TASK STATEMENT.
Answer with the number of lines in the listing below that contain the word "atteint", and nothing else.

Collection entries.

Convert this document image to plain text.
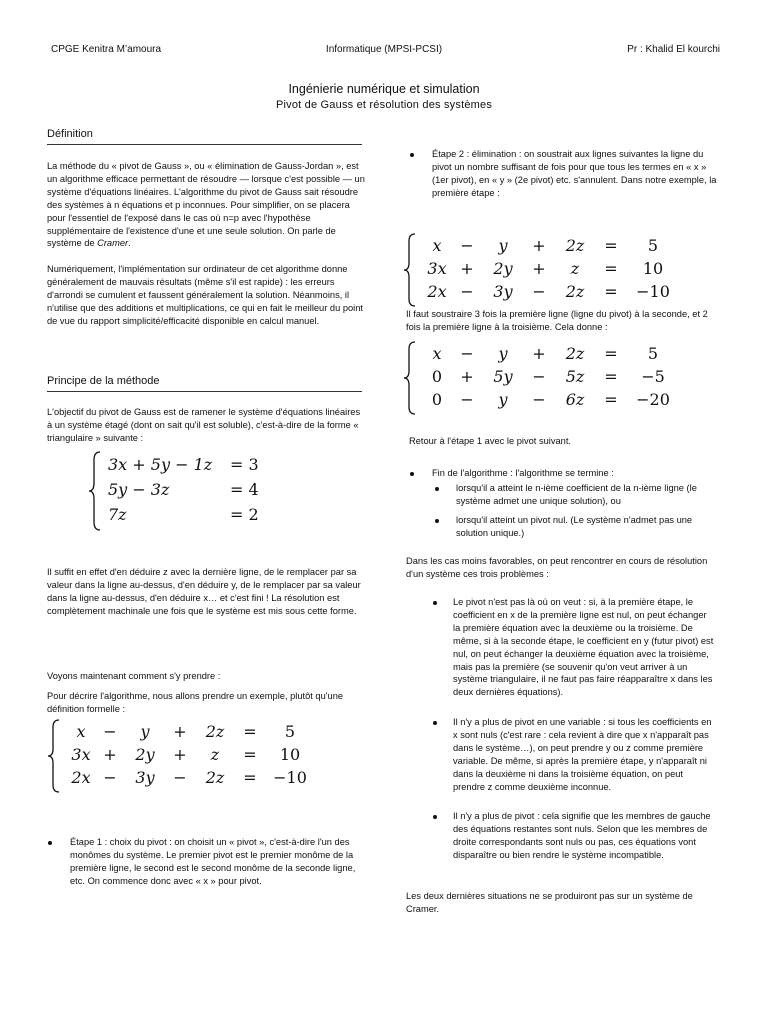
CPGE Kenitra M’amoura	Informatique (MPSI-PCSI)	Pr : Khalid El kourchi
Ingénierie numérique et simulation
Pivot de Gauss et résolution des systèmes
Définition

La méthode du « pivot de Gauss », ou « élimination de Gauss-Jordan », est un algorithme efficace permettant de résoudre — lorsque c'est possible — un système d'équations linéaires. L'algorithme du pivot de Gauss sait résoudre des systèmes à n équations et p inconnues. Pour simplifier, on se placera pour l'essentiel de l'exposé dans le cas où n=p avec l'hypothèse supplémentaire de l'existence d'une et une seule solution. On parle de système de Cramer.

Numériquement, l'implémentation sur ordinateur de cet algorithme donne généralement de mauvais résultats (même s'il est rapide) : les erreurs d'arrondi se cumulent et faussent généralement la solution. Néanmoins, il n'utilise que des additions et multiplications, ce qui en fait le meilleur du point de vue du rapport simplicité/efficacité disponible en calcul manuel.

Principe de la méthode
L'objectif du pivot de Gauss est de ramener le système d'équations linéaires à un système étagé (dont on sait qu'il est soluble), c'est-à-dire de la forme « triangulaire » suivante :
3x + 5y − 1z	= 3
5y − 3z	= 4
7z	= 2
Il suffit en effet d'en déduire z avec la dernière ligne, de le remplacer par sa valeur dans la ligne au-dessus, d'en déduire y, de le remplacer par sa valeur dans la ligne au-dessus, d'en déduire x… et c'est fini ! La résolution est complètement machinale une fois que le système est mis sous cette forme.
Voyons maintenant comment s'y prendre :
Pour décrire l'algorithme, nous allons prendre un exemple, plutôt qu'une définition formelle :
x	−	y	+	2z	=	5
3x	+	2y	+	z	=	10
2x	−	3y	−	2z	=	−10
Étape 1 : choix du pivot : on choisit un « pivot », c'est-à-dire l'un des monômes du système. Le premier pivot est le premier monôme de la première ligne, le second est le second monôme de la seconde ligne, etc. On commence donc avec « x » pour pivot.
Étape 2 : élimination : on soustrait aux lignes suivantes la ligne du pivot un nombre suffisant de fois pour que tous les termes en « x » (1er pivot), en « y » (2e pivot) etc. s'annulent. Dans notre exemple, la première étape :
x	−	y	+	2z	=	5
3x	+	2y	+	z	=	10
2x	−	3y	−	2z	=	−10
Il faut soustraire 3 fois la première ligne (ligne du pivot) à la seconde, et 2 fois la première ligne à la troisième. Cela donne :
x	−	y	+	2z	=	5
0	+	5y	−	5z	=	−5
0	−	y	−	6z	=	−20
Retour à l'étape 1 avec le pivot suivant.
Fin de l'algorithme : l'algorithme se termine :
lorsqu'il a atteint le n-ième coefficient de la n-ième ligne (le système admet une unique solution), ou
lorsqu'il atteint un pivot nul. (Le système n'admet pas une solution unique.)
Dans les cas moins favorables, on peut rencontrer en cours de résolution d'un système ces trois problèmes :
Le pivot n'est pas là où on veut : si, à la première étape, le coefficient en x de la première ligne est nul, on peut échanger la première équation avec la deuxième ou la troisième. De même, si à la seconde étape, le coefficient en y (futur pivot) est nul, on peut échanger la deuxième équation avec la troisième, mais pas la première (se souvenir qu'on veut arriver à un système triangulaire, il ne faut pas faire réapparaître x dans les deux dernières équations).
Il n'y a plus de pivot en une variable : si tous les coefficients en x sont nuls (c'est rare : cela revient à dire que x n'apparaît pas dans le système…), on peut prendre y ou z comme première variable. De même, si après la première étape, y n'apparaît ni dans la deuxième ni dans la troisième équation, on peut prendre z comme deuxième inconnue.
Il n'y a plus de pivot : cela signifie que les membres de gauche des équations restantes sont nuls. Selon que les membres de droite correspondants sont nuls ou pas, ces équations vont disparaître ou bien rendre le système incompatible.
Les deux dernières situations ne se produiront pas sur un système de Cramer.
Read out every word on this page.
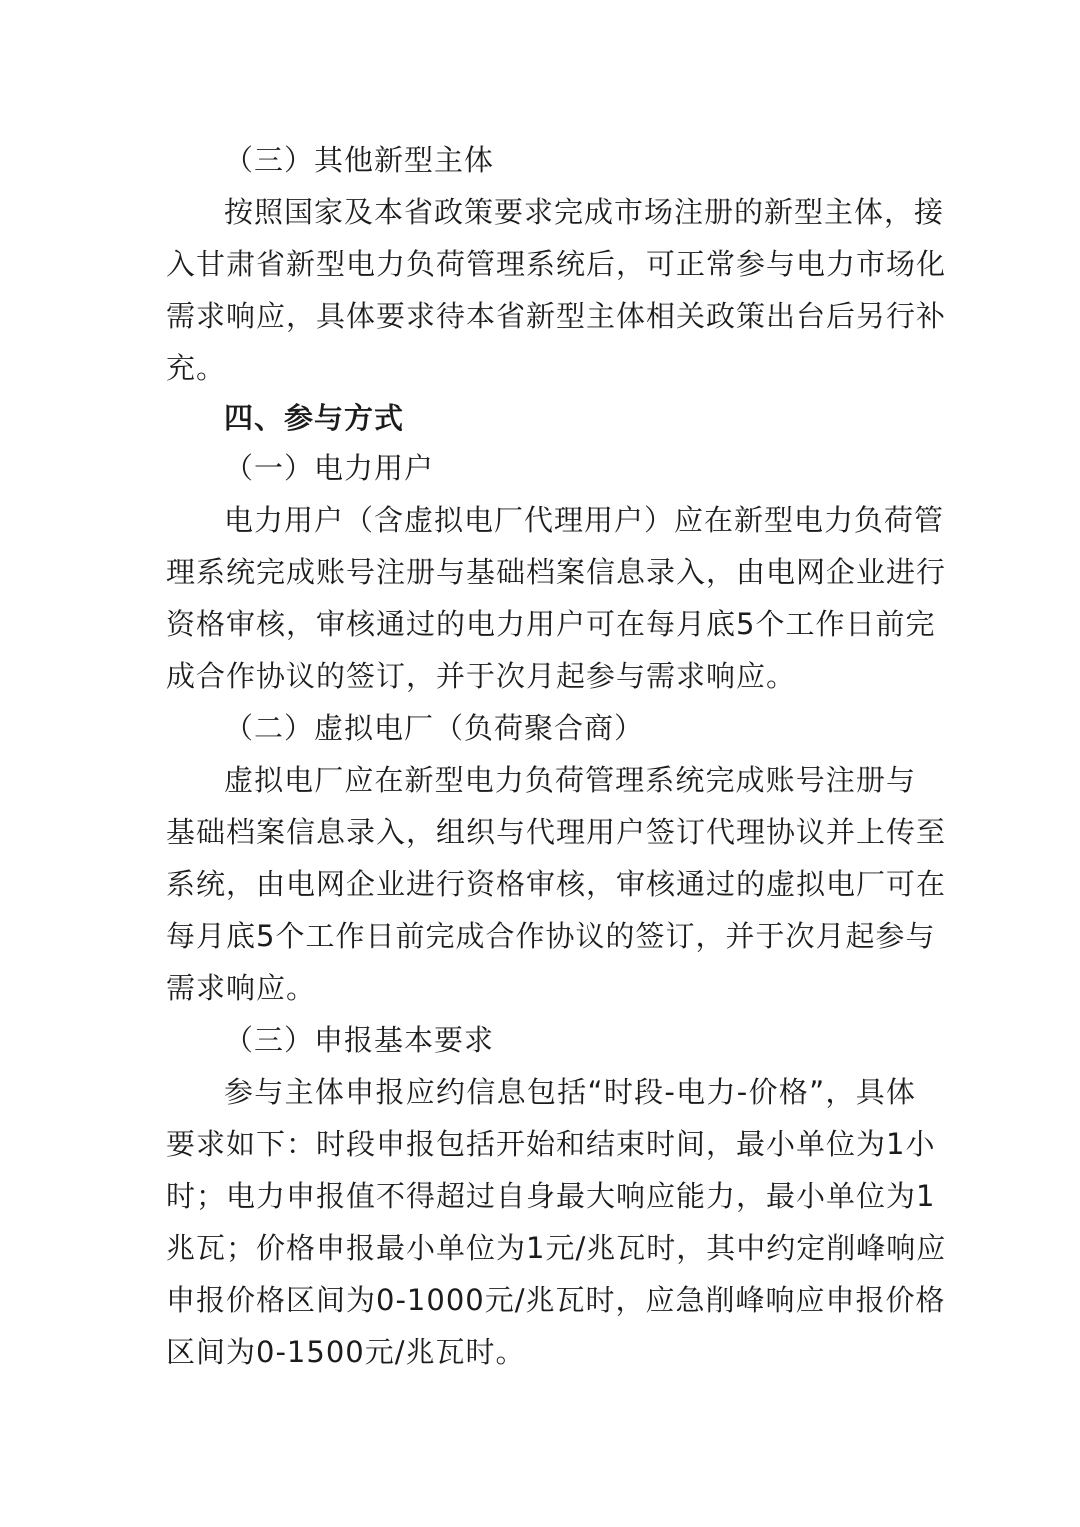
（三）其他新型主体
按照国家及本省政策要求完成市场注册的新型主体，接
入甘肃省新型电力负荷管理系统后，可正常参与电力市场化
需求响应，具体要求待本省新型主体相关政策出台后另行补
充。
四、参与方式
（一）电力用户
电力用户（含虚拟电厂代理用户）应在新型电力负荷管
理系统完成账号注册与基础档案信息录入，由电网企业进行
资格审核，审核通过的电力用户可在每月底5个工作日前完
成合作协议的签订，并于次月起参与需求响应。
（二）虚拟电厂（负荷聚合商）
虚拟电厂应在新型电力负荷管理系统完成账号注册与
基础档案信息录入，组织与代理用户签订代理协议并上传至
系统，由电网企业进行资格审核，审核通过的虚拟电厂可在
每月底5个工作日前完成合作协议的签订，并于次月起参与
需求响应。
（三）申报基本要求
参与主体申报应约信息包括“时段-电力-价格”，具体
要求如下：时段申报包括开始和结束时间，最小单位为1小
时；电力申报值不得超过自身最大响应能力，最小单位为1
兆瓦；价格申报最小单位为1元/兆瓦时，其中约定削峰响应
申报价格区间为0-1000元/兆瓦时，应急削峰响应申报价格
区间为0-1500元/兆瓦时。
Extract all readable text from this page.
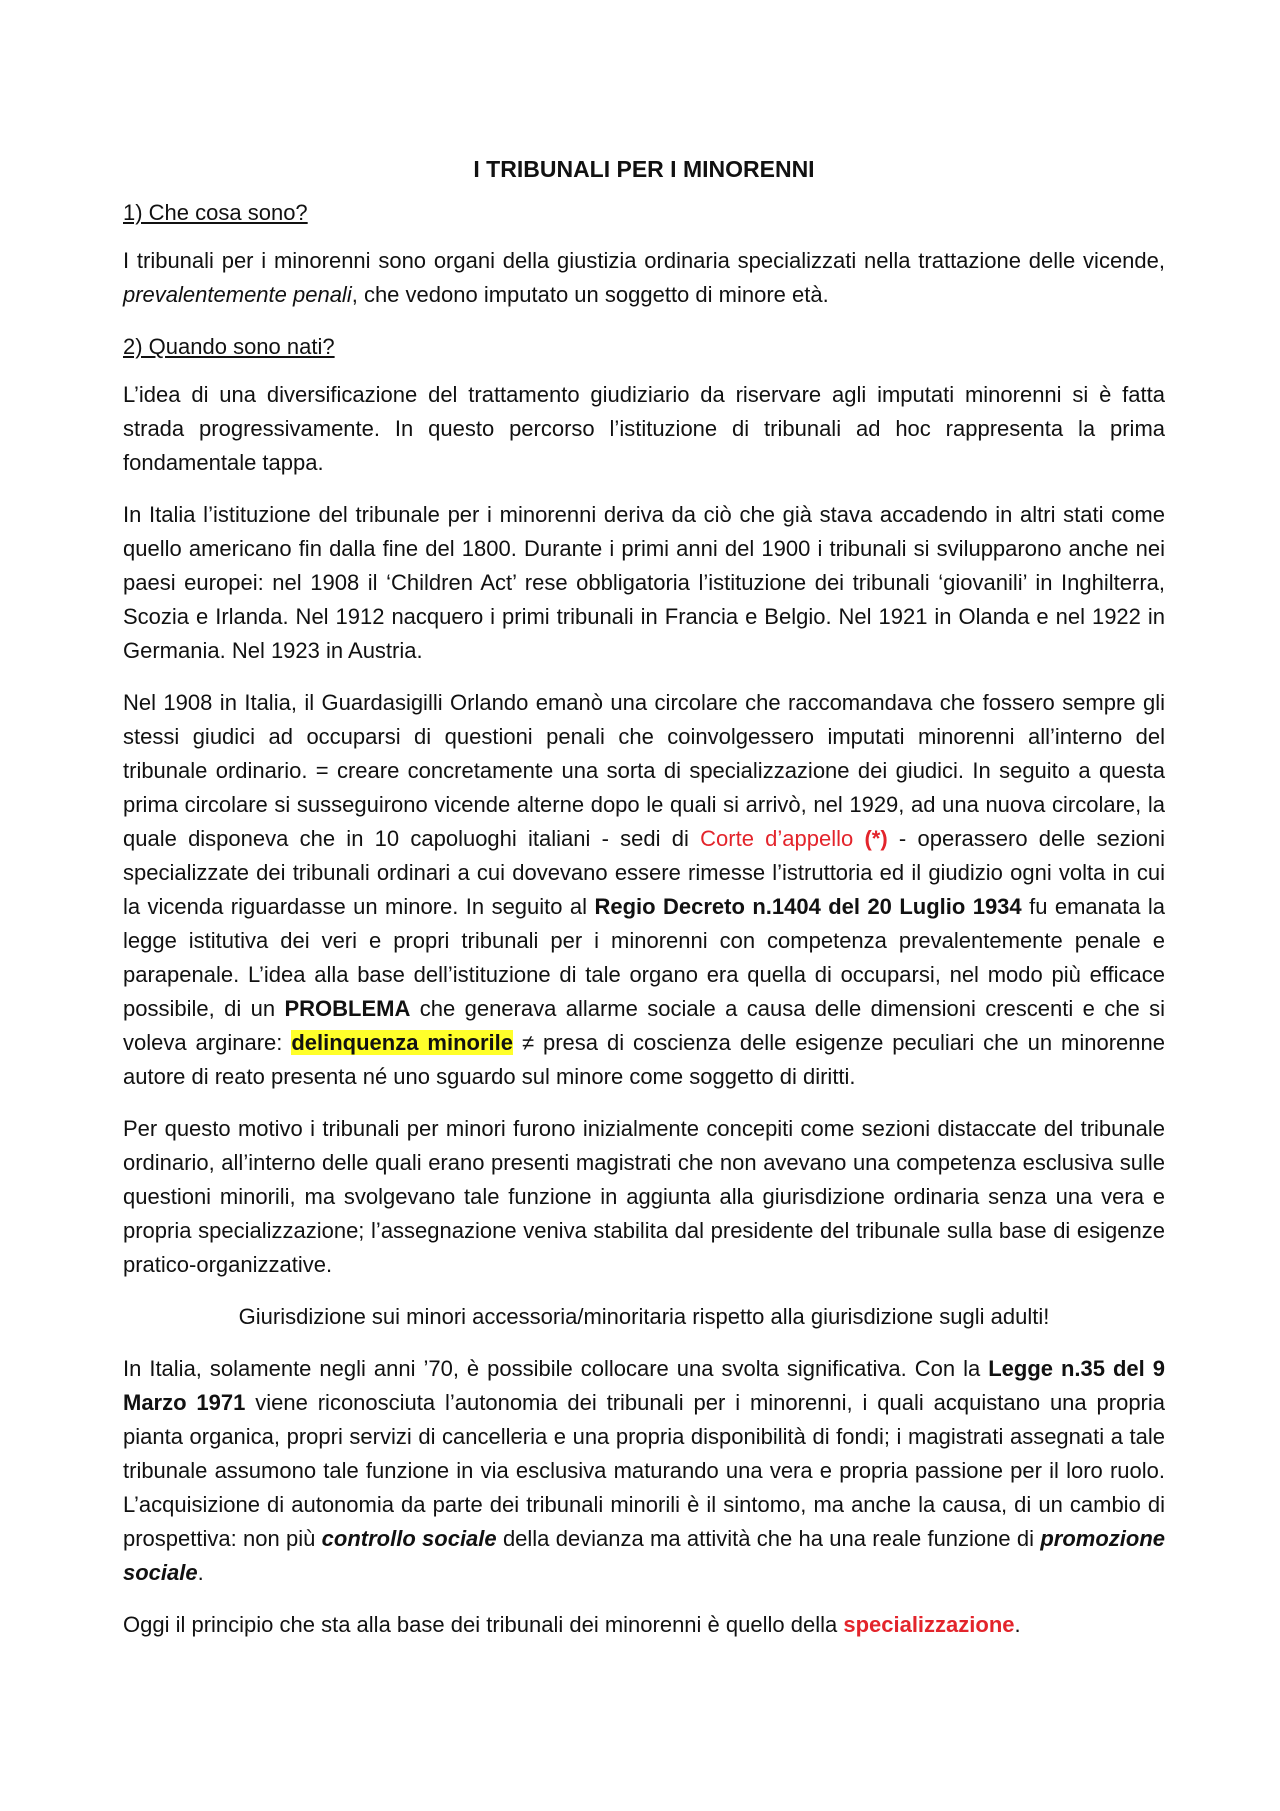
I TRIBUNALI PER I MINORENNI
1) Che cosa sono?

I tribunali per i minorenni sono organi della giustizia ordinaria specializzati nella trattazione delle vicende, prevalentemente penali, che vedono imputato un soggetto di minore età.

2) Quando sono nati?

L’idea di una diversificazione del trattamento giudiziario da riservare agli imputati minorenni si è fatta strada progressivamente. In questo percorso l’istituzione di tribunali ad hoc rappresenta la prima fondamentale tappa.

In Italia l’istituzione del tribunale per i minorenni deriva da ciò che già stava accadendo in altri stati come quello americano fin dalla fine del 1800. Durante i primi anni del 1900 i tribunali si svilupparono anche nei paesi europei: nel 1908 il ‘Children Act’ rese obbligatoria l’istituzione dei tribunali ‘giovanili’ in Inghilterra, Scozia e Irlanda. Nel 1912 nacquero i primi tribunali in Francia e Belgio. Nel 1921 in Olanda e nel 1922 in Germania. Nel 1923 in Austria.

Nel 1908 in Italia, il Guardasigilli Orlando emanò una circolare che raccomandava che fossero sempre gli stessi giudici ad occuparsi di questioni penali che coinvolgessero imputati minorenni all’interno del tribunale ordinario. = creare concretamente una sorta di specializzazione dei giudici. In seguito a questa prima circolare si susseguirono vicende alterne dopo le quali si arrivò, nel 1929, ad una nuova circolare, la quale disponeva che in 10 capoluoghi italiani - sedi di Corte d’appello (*) - operassero delle sezioni specializzate dei tribunali ordinari a cui dovevano essere rimesse l’istruttoria ed il giudizio ogni volta in cui la vicenda riguardasse un minore. In seguito al Regio Decreto n.1404 del 20 Luglio 1934 fu emanata la legge istitutiva dei veri e propri tribunali per i minorenni con competenza prevalentemente penale e parapenale. L’idea alla base dell’istituzione di tale organo era quella di occuparsi, nel modo più efficace possibile, di un PROBLEMA che generava allarme sociale a causa delle dimensioni crescenti e che si voleva arginare: delinquenza minorile ≠ presa di coscienza delle esigenze peculiari che un minorenne autore di reato presenta né uno sguardo sul minore come soggetto di diritti.

Per questo motivo i tribunali per minori furono inizialmente concepiti come sezioni distaccate del tribunale ordinario, all’interno delle quali erano presenti magistrati che non avevano una competenza esclusiva sulle questioni minorili, ma svolgevano tale funzione in aggiunta alla giurisdizione ordinaria senza una vera e propria specializzazione; l’assegnazione veniva stabilita dal presidente del tribunale sulla base di esigenze pratico-organizzative.

Giurisdizione sui minori accessoria/minoritaria rispetto alla giurisdizione sugli adulti!

In Italia, solamente negli anni ’70, è possibile collocare una svolta significativa. Con la Legge n.35 del 9 Marzo 1971 viene riconosciuta l’autonomia dei tribunali per i minorenni, i quali acquistano una propria pianta organica, propri servizi di cancelleria e una propria disponibilità di fondi; i magistrati assegnati a tale tribunale assumono tale funzione in via esclusiva maturando una vera e propria passione per il loro ruolo. L’acquisizione di autonomia da parte dei tribunali minorili è il sintomo, ma anche la causa, di un cambio di prospettiva: non più controllo sociale della devianza ma attività che ha una reale funzione di promozione sociale.

Oggi il principio che sta alla base dei tribunali dei minorenni è quello della specializzazione.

RESPONSE TO THE TASK.
2